══ Supplied records

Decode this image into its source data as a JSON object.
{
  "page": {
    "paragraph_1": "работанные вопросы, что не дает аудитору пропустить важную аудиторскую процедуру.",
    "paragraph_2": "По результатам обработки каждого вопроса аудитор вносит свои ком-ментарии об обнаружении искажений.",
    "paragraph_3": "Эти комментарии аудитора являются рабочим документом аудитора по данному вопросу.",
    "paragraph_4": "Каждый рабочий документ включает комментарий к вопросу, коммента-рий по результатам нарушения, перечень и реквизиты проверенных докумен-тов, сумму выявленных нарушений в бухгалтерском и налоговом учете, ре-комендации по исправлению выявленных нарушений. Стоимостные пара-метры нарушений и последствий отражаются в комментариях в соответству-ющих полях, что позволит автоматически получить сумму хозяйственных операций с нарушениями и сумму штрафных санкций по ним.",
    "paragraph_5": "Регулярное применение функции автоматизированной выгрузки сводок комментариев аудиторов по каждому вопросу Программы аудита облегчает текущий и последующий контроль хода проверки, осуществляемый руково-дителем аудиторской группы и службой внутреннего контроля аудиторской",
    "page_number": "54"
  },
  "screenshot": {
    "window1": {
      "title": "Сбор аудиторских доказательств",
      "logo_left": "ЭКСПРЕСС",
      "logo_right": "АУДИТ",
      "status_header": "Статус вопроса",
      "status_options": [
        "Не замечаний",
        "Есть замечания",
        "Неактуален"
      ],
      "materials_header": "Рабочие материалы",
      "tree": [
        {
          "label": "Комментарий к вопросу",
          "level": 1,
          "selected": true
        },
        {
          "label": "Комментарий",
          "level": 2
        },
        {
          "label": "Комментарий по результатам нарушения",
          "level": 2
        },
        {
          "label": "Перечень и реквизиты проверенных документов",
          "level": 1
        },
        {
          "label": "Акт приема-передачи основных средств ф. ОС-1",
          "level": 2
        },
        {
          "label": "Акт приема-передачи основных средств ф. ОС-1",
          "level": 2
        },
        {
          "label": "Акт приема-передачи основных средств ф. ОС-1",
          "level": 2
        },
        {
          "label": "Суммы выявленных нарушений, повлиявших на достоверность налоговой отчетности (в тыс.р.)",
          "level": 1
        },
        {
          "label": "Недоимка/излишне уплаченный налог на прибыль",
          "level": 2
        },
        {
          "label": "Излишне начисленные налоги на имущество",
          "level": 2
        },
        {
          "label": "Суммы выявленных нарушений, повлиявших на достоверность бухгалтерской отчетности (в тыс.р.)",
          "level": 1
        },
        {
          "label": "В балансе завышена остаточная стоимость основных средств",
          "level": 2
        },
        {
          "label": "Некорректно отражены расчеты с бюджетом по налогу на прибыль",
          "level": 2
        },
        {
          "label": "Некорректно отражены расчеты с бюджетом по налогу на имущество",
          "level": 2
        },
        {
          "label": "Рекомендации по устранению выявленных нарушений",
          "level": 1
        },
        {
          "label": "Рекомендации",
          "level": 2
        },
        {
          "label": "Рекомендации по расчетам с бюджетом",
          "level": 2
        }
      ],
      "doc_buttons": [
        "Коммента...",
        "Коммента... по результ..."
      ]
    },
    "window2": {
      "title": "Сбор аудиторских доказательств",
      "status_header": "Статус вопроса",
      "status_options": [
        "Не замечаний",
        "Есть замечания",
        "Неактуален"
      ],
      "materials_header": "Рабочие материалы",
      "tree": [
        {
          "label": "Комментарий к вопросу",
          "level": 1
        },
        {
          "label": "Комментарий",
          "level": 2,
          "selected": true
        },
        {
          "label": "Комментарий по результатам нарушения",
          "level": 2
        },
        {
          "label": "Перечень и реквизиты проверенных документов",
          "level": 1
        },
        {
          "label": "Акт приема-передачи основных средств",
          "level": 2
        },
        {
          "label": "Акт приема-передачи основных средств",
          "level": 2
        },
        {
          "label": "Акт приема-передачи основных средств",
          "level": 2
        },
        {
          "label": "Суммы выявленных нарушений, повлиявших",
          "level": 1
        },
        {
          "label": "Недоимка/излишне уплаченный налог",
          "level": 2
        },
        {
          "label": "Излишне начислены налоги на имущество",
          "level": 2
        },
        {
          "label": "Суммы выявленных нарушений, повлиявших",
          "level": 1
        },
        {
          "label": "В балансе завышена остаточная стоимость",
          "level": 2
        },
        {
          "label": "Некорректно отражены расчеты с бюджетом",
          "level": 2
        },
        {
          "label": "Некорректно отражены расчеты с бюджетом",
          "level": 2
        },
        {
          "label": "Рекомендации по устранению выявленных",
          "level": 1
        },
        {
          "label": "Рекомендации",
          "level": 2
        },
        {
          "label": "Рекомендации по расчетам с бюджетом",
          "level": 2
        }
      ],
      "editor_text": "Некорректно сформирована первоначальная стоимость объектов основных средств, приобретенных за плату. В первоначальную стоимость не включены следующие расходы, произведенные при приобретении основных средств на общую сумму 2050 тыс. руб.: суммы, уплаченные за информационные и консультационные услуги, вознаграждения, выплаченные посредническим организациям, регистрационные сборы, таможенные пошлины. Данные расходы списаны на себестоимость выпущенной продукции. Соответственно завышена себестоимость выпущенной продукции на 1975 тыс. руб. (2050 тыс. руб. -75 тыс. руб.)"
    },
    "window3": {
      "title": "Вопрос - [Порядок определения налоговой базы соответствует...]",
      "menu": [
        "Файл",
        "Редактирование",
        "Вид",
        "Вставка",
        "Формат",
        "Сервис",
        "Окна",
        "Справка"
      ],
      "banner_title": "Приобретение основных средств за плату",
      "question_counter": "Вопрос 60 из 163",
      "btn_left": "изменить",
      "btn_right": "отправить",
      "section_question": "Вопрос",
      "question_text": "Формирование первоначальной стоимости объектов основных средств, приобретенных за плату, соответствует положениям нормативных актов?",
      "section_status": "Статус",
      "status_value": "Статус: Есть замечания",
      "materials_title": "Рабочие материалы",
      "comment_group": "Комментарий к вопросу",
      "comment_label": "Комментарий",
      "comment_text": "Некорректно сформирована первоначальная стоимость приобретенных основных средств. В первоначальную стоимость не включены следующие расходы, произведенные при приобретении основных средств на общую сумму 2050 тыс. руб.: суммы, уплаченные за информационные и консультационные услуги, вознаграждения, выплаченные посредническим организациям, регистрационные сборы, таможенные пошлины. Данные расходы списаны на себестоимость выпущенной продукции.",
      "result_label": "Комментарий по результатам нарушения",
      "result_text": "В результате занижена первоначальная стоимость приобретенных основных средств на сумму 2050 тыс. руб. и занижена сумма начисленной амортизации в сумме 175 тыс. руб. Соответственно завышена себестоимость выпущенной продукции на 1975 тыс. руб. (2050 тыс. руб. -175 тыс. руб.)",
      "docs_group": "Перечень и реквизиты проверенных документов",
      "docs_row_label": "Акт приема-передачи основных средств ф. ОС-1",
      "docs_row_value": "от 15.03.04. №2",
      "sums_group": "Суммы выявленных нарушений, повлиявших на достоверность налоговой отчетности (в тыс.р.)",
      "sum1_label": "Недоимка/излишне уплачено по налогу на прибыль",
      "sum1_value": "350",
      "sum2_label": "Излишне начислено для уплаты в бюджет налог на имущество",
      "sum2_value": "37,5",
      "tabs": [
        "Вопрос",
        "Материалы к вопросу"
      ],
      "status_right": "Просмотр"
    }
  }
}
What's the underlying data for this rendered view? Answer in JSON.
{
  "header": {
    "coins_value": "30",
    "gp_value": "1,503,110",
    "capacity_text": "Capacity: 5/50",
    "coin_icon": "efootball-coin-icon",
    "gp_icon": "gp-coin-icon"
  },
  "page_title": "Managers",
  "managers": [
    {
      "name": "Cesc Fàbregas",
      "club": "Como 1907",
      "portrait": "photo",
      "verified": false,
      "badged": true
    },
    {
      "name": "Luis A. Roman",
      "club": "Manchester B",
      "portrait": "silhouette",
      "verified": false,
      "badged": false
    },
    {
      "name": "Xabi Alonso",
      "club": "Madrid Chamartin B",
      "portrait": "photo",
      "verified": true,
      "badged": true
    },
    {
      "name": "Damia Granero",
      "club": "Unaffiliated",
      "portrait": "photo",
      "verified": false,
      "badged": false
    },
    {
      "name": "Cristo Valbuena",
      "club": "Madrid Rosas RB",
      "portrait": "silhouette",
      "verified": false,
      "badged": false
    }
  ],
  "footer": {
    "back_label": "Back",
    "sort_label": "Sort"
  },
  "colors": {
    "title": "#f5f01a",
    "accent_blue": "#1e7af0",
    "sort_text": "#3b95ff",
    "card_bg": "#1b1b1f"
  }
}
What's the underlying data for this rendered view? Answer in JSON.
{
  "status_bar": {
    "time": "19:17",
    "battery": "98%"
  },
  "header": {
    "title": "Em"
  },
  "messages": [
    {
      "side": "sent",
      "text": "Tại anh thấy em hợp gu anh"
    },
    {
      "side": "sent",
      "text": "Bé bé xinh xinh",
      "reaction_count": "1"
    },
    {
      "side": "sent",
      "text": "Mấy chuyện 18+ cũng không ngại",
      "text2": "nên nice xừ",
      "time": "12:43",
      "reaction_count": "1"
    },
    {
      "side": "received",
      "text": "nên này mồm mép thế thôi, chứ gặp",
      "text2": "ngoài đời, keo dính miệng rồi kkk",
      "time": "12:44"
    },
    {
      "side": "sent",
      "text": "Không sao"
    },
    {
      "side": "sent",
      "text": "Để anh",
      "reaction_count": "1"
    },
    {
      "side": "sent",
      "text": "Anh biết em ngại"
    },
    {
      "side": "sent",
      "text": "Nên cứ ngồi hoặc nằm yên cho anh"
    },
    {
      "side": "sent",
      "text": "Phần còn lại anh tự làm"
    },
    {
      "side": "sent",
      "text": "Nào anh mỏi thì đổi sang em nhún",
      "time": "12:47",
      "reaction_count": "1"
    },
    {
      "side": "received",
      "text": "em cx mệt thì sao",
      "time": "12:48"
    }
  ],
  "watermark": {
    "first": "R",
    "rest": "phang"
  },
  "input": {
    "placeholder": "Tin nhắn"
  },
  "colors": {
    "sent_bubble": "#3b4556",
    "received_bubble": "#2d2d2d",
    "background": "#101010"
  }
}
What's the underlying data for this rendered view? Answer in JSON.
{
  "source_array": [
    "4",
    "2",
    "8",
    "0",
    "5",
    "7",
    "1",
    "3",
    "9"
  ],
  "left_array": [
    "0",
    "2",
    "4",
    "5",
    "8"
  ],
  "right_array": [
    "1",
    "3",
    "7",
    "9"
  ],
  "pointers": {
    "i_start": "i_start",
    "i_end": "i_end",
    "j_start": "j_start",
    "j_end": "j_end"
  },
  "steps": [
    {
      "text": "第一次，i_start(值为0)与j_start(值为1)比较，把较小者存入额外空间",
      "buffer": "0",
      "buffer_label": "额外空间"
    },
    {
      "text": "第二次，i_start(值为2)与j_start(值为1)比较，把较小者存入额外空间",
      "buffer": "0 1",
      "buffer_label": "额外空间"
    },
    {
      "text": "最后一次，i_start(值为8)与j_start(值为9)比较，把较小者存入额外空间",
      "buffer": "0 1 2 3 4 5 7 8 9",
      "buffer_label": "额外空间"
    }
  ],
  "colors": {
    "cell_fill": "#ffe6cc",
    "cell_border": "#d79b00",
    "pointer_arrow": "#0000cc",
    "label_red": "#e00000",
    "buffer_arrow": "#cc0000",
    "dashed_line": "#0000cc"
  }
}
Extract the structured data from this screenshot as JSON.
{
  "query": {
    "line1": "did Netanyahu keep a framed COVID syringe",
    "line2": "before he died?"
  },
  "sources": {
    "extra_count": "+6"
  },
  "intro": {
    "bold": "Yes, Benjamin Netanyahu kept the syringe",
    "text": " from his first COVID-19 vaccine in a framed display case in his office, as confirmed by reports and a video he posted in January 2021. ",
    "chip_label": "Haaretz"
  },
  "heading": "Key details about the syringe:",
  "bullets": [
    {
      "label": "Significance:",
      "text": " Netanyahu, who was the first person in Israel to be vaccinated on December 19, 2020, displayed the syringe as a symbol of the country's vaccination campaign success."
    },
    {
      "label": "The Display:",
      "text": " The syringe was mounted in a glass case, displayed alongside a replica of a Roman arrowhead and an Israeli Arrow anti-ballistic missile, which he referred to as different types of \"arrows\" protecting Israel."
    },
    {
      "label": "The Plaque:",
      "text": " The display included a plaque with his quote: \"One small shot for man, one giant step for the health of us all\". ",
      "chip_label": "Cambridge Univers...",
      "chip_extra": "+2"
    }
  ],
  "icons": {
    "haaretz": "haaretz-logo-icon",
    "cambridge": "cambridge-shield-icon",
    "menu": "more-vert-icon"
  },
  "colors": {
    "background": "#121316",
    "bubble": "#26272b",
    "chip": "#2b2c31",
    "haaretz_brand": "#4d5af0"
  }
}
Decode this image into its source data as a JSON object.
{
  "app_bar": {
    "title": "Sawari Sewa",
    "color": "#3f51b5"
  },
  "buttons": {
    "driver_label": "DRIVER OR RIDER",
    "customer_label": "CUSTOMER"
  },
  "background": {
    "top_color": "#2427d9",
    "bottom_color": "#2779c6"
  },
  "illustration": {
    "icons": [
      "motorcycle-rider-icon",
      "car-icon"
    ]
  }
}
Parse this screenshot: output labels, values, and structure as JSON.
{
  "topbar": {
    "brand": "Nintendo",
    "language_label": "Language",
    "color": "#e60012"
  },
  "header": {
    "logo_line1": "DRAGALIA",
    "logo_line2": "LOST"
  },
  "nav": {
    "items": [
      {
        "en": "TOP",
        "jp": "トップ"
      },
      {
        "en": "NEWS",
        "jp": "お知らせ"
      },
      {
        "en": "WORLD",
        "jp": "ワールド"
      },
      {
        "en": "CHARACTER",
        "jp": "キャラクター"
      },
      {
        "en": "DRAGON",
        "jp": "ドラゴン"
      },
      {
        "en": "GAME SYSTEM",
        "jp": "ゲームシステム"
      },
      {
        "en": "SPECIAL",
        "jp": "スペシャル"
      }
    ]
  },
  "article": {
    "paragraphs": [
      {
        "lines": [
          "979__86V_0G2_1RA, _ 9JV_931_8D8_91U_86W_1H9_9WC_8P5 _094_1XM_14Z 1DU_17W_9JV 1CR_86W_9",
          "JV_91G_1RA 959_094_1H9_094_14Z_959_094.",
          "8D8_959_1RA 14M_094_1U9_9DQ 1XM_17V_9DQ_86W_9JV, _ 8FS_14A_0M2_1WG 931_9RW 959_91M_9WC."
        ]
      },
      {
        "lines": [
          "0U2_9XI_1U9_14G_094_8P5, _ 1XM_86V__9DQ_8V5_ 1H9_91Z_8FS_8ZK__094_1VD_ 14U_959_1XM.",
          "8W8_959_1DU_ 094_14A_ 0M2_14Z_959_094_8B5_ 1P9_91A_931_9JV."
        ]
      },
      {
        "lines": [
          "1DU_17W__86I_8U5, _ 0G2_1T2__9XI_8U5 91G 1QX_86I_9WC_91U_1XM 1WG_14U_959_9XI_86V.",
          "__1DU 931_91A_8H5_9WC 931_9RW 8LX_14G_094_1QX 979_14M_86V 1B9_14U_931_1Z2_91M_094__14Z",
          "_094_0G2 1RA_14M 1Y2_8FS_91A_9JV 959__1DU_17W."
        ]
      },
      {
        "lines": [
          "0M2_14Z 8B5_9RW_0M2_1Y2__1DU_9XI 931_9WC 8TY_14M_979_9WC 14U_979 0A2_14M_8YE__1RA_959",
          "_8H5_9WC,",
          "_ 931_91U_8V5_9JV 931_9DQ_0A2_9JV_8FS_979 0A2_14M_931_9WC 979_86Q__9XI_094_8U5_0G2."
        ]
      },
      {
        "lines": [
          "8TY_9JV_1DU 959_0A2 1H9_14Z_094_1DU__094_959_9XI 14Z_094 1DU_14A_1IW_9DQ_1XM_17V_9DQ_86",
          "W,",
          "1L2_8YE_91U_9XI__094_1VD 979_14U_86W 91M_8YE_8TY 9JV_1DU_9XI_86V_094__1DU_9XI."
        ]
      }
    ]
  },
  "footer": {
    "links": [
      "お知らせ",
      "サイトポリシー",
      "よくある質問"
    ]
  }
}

════

▶ [Written request] Read through the data and copy every line where "把较小者存入额外空间" shows up.

▶ [Solution for this exercise]
      "text": "第一次，i_start(值为0)与j_start(值为1)比较，把较小者存入额外空间",
      "text": "第二次，i_start(值为2)与j_start(值为1)比较，把较小者存入额外空间",
      "text": "最后一次，i_start(值为8)与j_start(值为9)比较，把较小者存入额外空间",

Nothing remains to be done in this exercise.